• TEXTE À LIRE:
· · · · · · ·

Cette célébrité se perd dans les innombrables illustrations qui méritèrent au siècle de Louis XIV le titre de grand ; et quoique le nom de Mlle Chéron nous ait été légué à la fois par les lettres et les arts, chaque jour voit s’éclipser un rayon de sa gloire et tomber une feuille de sa double couronne.

Elisabeth-Sophie Chéron
Elisabeth-Sophie Chéron

Peu de personnes connaissent aujourd’hui ses Portraits tant vantés, sa Descente de Croix, son Livre des principes à dessiner, ses Pierres gravées ; la plupart de nos littérateurs ignorent jusqu’aux titres de ses Psaumes et Cantiques, de son Essai, de son Ode sur le jugement dernier ; enfin pas un de nos poètes, peut-être, ne partage l’admiration de J.-B. Rousseau pour la petite pièce de vers intitulée les Cerises renversées : on regarde de nos jours comme très ordinaire ce badinage, qui, sous le nom ambitieux de poème, valut à son auteur la plus grande partie de sa réputation.

· · · · · · ·

• Entrées du jeu de données:
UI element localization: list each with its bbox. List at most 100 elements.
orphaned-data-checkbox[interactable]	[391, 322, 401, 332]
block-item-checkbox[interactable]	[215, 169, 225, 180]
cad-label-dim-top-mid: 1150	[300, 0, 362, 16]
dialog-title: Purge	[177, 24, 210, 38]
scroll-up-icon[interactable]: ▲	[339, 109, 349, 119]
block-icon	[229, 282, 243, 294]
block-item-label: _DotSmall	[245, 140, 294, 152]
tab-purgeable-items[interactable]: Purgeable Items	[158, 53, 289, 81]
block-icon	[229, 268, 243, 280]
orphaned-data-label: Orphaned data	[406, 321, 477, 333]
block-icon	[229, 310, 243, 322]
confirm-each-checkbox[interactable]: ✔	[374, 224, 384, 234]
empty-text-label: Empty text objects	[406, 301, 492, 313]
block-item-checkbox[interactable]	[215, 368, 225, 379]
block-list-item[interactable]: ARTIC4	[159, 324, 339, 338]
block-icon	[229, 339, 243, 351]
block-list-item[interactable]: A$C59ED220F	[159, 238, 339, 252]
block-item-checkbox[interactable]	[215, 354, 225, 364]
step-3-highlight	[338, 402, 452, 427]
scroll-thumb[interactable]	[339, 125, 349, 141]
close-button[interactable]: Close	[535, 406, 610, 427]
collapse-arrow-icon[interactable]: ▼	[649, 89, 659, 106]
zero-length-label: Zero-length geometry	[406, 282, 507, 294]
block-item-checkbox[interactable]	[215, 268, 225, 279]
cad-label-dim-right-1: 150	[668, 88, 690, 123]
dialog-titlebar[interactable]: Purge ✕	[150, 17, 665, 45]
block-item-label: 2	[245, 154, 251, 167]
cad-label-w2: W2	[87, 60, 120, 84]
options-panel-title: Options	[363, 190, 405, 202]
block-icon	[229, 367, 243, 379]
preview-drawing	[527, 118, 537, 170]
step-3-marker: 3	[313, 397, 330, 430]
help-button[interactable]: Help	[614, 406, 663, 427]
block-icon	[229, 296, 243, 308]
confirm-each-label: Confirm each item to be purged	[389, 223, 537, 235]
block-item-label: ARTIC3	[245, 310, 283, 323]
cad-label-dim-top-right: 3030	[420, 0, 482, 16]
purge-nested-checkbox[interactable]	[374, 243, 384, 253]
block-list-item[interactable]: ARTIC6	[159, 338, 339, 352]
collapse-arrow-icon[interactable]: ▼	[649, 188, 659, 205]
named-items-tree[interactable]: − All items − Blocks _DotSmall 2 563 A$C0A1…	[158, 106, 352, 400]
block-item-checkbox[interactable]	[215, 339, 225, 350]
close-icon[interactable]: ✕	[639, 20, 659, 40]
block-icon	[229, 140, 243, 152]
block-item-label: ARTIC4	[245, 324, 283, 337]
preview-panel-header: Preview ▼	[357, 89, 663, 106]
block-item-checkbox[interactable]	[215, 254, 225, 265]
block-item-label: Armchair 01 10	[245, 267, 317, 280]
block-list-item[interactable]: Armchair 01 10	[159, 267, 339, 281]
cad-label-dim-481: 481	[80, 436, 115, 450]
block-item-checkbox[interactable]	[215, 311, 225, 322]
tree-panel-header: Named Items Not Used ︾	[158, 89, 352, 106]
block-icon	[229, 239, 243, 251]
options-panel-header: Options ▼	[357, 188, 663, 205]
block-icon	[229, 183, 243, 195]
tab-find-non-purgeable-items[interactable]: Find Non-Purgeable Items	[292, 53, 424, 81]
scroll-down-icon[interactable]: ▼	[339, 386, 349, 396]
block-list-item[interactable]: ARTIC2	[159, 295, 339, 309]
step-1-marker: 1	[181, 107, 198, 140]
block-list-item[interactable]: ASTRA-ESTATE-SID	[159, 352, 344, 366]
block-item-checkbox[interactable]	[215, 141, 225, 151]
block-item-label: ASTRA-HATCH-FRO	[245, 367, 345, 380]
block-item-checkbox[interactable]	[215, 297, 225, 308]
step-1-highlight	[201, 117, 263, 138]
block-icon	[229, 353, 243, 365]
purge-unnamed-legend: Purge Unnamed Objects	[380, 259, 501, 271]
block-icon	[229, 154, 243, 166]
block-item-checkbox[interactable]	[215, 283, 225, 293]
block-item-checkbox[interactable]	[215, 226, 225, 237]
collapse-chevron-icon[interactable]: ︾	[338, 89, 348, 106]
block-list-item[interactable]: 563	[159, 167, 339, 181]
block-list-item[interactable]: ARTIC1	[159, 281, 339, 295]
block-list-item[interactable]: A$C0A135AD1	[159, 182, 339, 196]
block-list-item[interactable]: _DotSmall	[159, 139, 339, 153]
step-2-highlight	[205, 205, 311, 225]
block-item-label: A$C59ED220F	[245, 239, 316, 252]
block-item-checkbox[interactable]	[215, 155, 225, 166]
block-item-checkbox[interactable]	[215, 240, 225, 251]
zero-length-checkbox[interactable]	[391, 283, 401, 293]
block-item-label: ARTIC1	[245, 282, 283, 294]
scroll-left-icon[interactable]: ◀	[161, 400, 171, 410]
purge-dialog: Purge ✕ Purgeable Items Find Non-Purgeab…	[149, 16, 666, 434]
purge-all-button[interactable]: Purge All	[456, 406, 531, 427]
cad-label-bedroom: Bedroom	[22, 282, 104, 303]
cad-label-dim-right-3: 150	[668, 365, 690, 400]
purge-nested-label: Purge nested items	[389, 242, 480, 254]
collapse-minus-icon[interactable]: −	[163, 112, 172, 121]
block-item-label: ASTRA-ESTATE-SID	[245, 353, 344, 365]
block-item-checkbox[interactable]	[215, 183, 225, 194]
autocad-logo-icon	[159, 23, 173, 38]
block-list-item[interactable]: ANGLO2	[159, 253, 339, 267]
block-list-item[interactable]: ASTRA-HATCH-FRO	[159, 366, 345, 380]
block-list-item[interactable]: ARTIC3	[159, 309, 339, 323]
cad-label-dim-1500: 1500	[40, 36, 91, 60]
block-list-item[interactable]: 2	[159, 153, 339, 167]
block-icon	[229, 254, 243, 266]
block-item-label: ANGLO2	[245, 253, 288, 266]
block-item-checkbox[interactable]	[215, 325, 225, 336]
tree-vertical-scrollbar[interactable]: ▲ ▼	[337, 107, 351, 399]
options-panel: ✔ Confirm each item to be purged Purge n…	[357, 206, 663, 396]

· · · · · · ·

• ÉNONCÉ: Transcrivez mot pour mot le passage du texte sur Elisabeth-Sophie Chéron, à partir de « Cette célébrité se » et jusqu'à « sa double couronne. ».

• CORRIGÉ:
Cette célébrité se perd dans les innombrables illustrations qui méritèrent au siècle de Louis XIV le titre de grand ; et quoique le nom de Mlle Chéron nous ait été légué à la fois par les lettres et les arts, chaque jour voit s’éclipser un rayon de sa gloire et tomber une feuille de sa double couronne.